### SOURCE PASSAGE
-=-=-
Here we add the people involved in the project:

The creator is the person or organization responsible for creating the resource itself.

The contact is the person or institution to contact with questions about the use, interpretation of a data set.

The metadataProvider is the person responsible for providing the metadata documentation for the resource.

The associatedParty (in this case the Data Curator) is the person who mobilized the data from the original resource.

creator <- eml$creator(
  individualName = eml$individualName(
    givenName = "Malcolm P.", 
    surName = "Francis"),
  organizationName = "University of Auckland"
)

contact <- eml$creator(
  individualName = eml$individualName(
    givenName = "OBIS", 
    surName = "Secretariat"),
  electronicMailAddress = "helpdesk@obis.org",
  organizationName = "OBIS",
  positionName = "Secretariat"
)

metadataProvider <- eml$metadataProvider(
  individualName = eml$individualName(
    givenName = "Chandra", 
    surName = "Earl"),
  electronicMailAddress = "c.earl@unesco.org",
  organizationName = "UNESCO",
  positionName = "eDNA Scientific Officer"
)

associatedParty <- eml$associatedParty(
  role = "processor",
  individualName = eml$individualName(
    givenName = "Chandra", 
    surName = "Earl"),
  electronicMailAddress = "c.earl@unesco.org",
  organizationName = "UNESCO",
  positionName = "eDNA Scientific Officer"
)

Additional Metadata

Here we add the additionalMetadata element, which is required for a GBIF-type EML file and contains information such as the citation of the dataset, the citation of the original resource and the creation timestamp of the EML.
-=-=-
### PROVIDED DATA
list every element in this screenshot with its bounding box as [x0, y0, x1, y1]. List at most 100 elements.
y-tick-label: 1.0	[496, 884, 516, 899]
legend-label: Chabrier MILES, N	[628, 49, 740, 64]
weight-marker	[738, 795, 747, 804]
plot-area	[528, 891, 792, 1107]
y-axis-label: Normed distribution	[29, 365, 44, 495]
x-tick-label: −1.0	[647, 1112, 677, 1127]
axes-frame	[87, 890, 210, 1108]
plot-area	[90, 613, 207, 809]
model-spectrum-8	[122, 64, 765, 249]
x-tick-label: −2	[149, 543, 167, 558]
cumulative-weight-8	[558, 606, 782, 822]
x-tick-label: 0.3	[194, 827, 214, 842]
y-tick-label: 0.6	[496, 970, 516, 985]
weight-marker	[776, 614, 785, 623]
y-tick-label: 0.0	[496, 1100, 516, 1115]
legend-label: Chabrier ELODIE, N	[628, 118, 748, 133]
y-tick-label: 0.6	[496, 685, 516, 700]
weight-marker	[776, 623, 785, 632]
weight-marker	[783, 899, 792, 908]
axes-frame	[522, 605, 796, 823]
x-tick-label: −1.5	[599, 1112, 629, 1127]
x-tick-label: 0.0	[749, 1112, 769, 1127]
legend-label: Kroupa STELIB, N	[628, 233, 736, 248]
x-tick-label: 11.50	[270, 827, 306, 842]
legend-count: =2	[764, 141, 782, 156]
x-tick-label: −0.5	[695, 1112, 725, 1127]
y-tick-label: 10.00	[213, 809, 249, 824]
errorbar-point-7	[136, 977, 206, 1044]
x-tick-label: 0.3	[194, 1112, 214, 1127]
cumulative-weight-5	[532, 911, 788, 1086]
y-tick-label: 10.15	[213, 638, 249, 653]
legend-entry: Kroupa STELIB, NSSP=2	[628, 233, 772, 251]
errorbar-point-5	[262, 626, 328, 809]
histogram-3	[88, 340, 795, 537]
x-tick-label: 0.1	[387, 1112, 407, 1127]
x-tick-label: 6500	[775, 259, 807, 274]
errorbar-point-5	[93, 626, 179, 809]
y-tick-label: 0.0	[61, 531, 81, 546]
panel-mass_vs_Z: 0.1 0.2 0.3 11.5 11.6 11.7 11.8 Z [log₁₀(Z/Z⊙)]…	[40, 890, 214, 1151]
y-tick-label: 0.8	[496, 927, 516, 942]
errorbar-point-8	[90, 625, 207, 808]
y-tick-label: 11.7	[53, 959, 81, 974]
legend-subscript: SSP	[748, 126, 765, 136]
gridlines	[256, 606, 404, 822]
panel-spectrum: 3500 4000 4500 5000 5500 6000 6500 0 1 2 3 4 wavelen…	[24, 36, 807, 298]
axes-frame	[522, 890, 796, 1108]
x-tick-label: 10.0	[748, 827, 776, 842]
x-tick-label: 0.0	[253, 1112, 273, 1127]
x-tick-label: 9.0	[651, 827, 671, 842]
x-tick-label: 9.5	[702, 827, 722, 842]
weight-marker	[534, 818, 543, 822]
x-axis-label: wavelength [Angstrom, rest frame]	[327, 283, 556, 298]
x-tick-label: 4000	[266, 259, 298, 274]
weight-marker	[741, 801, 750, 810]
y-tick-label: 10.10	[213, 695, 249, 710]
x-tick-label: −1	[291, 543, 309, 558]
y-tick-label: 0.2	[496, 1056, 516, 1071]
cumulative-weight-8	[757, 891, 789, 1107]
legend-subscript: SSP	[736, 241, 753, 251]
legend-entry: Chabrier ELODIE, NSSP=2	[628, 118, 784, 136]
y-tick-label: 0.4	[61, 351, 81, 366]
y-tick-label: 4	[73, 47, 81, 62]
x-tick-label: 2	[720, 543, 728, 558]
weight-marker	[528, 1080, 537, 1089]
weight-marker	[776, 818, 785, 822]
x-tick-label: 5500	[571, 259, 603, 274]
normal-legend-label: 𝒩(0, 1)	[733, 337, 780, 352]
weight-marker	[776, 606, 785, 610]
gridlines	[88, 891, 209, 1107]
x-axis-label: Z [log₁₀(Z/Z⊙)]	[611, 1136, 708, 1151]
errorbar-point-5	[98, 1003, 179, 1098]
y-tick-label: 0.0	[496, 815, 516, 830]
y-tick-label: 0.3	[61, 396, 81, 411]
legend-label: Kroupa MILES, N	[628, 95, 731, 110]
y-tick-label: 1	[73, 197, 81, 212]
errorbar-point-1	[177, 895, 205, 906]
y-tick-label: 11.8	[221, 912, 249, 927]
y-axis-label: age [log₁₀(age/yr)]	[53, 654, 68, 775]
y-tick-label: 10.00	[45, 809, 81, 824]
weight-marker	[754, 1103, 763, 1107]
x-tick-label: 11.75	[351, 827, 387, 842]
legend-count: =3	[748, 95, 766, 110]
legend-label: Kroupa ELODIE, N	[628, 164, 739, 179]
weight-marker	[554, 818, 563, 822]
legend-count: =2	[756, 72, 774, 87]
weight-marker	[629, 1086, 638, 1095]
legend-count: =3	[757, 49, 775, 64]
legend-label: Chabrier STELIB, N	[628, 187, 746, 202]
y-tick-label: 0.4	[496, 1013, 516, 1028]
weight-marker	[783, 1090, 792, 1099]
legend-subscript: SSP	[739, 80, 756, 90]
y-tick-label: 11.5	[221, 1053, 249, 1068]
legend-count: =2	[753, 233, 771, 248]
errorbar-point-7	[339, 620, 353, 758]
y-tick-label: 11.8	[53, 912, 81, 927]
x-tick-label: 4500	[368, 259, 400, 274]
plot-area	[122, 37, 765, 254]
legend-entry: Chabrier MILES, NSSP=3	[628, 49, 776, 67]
-=-=-
### DIRECTIVES
(a) In the EML metadata passage, what organization is given for the creator?
(b) Repeat the EML metadata passage word for word, between "The metadataProvider is" and "the original resource.", inclusive.
The entries come from a source unrelated to the EML metadata passage.

### RESPONSES PER TASK
(a) University of Auckland

(b)
The metadataProvider is the person responsible for providing the metadata documentation for the resource.

The associatedParty (in this case the Data Curator) is the person who mobilized the data from the original resource.